▶ **Instructions for the task**:
Only the number is wanted: how many lines contain the string "text"?

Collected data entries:
--------------------------------

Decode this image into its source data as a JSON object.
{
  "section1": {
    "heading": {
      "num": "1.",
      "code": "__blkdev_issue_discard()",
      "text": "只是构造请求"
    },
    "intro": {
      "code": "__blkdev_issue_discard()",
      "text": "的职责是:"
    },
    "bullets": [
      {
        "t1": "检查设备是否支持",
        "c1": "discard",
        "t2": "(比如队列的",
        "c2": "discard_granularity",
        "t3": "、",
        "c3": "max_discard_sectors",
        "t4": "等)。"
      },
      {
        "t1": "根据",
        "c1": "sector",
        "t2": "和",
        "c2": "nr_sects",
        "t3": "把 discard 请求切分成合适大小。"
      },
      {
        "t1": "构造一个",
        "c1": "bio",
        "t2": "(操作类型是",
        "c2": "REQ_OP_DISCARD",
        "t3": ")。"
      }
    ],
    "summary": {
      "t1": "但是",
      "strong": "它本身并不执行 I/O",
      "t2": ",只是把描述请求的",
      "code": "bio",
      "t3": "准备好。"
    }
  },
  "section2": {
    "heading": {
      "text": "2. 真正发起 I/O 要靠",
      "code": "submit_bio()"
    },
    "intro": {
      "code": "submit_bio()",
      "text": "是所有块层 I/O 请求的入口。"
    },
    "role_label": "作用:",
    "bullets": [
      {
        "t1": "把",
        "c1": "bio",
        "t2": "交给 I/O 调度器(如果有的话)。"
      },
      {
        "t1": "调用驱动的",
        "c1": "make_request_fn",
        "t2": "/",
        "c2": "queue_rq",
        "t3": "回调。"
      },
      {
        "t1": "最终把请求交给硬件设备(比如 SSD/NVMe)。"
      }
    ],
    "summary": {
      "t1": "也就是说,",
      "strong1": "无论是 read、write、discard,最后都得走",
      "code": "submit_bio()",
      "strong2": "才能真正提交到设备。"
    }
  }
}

--------------------------------

▶ **Solution for this exercise**:
4